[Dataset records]
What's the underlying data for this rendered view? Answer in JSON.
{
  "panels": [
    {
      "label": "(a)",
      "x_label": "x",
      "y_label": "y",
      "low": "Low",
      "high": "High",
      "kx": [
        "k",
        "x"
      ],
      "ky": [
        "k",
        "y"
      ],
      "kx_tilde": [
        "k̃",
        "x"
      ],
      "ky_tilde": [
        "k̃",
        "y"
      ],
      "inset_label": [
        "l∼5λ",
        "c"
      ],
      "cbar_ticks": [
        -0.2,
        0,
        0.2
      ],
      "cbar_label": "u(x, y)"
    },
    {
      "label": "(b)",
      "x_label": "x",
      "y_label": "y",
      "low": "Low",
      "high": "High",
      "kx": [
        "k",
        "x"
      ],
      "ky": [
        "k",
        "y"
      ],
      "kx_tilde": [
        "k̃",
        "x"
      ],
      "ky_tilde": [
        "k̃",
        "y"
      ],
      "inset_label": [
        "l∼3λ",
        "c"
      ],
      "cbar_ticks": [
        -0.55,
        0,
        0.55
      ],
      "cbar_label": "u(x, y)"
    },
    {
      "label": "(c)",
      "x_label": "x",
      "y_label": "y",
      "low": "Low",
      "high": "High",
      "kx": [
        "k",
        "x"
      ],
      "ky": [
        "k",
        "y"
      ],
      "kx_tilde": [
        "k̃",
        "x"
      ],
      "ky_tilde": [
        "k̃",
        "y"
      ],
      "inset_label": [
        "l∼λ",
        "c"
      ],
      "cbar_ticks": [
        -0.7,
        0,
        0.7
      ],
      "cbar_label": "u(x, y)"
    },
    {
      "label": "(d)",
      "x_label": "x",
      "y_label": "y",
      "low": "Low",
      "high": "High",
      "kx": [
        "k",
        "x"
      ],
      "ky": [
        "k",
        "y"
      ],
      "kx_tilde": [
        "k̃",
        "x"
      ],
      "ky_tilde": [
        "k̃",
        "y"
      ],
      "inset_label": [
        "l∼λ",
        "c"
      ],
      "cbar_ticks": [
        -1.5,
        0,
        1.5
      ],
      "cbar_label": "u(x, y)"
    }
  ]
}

**Task brief:**
Go through the listing and print each line exactly as it appears.

**The completed task:**
What's the underlying data for this rendered view? Answer in JSON.
{
  "panels": [
    {
      "label": "(a)",
      "x_label": "x",
      "y_label": "y",
      "low": "Low",
      "high": "High",
      "kx": [
        "k",
        "x"
      ],
      "ky": [
        "k",
        "y"
      ],
      "kx_tilde": [
        "k̃",
        "x"
      ],
      "ky_tilde": [
        "k̃",
        "y"
      ],
      "inset_label": [
        "l∼5λ",
        "c"
      ],
      "cbar_ticks": [
        -0.2,
        0,
        0.2
      ],
      "cbar_label": "u(x, y)"
    },
    {
      "label": "(b)",
      "x_label": "x",
      "y_label": "y",
      "low": "Low",
      "high": "High",
      "kx": [
        "k",
        "x"
      ],
      "ky": [
        "k",
        "y"
      ],
      "kx_tilde": [
        "k̃",
        "x"
      ],
      "ky_tilde": [
        "k̃",
        "y"
      ],
      "inset_label": [
        "l∼3λ",
        "c"
      ],
      "cbar_ticks": [
        -0.55,
        0,
        0.55
      ],
      "cbar_label": "u(x, y)"
    },
    {
      "label": "(c)",
      "x_label": "x",
      "y_label": "y",
      "low": "Low",
      "high": "High",
      "kx": [
        "k",
        "x"
      ],
      "ky": [
        "k",
        "y"
      ],
      "kx_tilde": [
        "k̃",
        "x"
      ],
      "ky_tilde": [
        "k̃",
        "y"
      ],
      "inset_label": [
        "l∼λ",
        "c"
      ],
      "cbar_ticks": [
        -0.7,
        0,
        0.7
      ],
      "cbar_label": "u(x, y)"
    },
    {
      "label": "(d)",
      "x_label": "x",
      "y_label": "y",
      "low": "Low",
      "high": "High",
      "kx": [
        "k",
        "x"
      ],
      "ky": [
        "k",
        "y"
      ],
      "kx_tilde": [
        "k̃",
        "x"
      ],
      "ky_tilde": [
        "k̃",
        "y"
      ],
      "inset_label": [
        "l∼λ",
        "c"
      ],
      "cbar_ticks": [
        -1.5,
        0,
        1.5
      ],
      "cbar_label": "u(x, y)"
    }
  ]
}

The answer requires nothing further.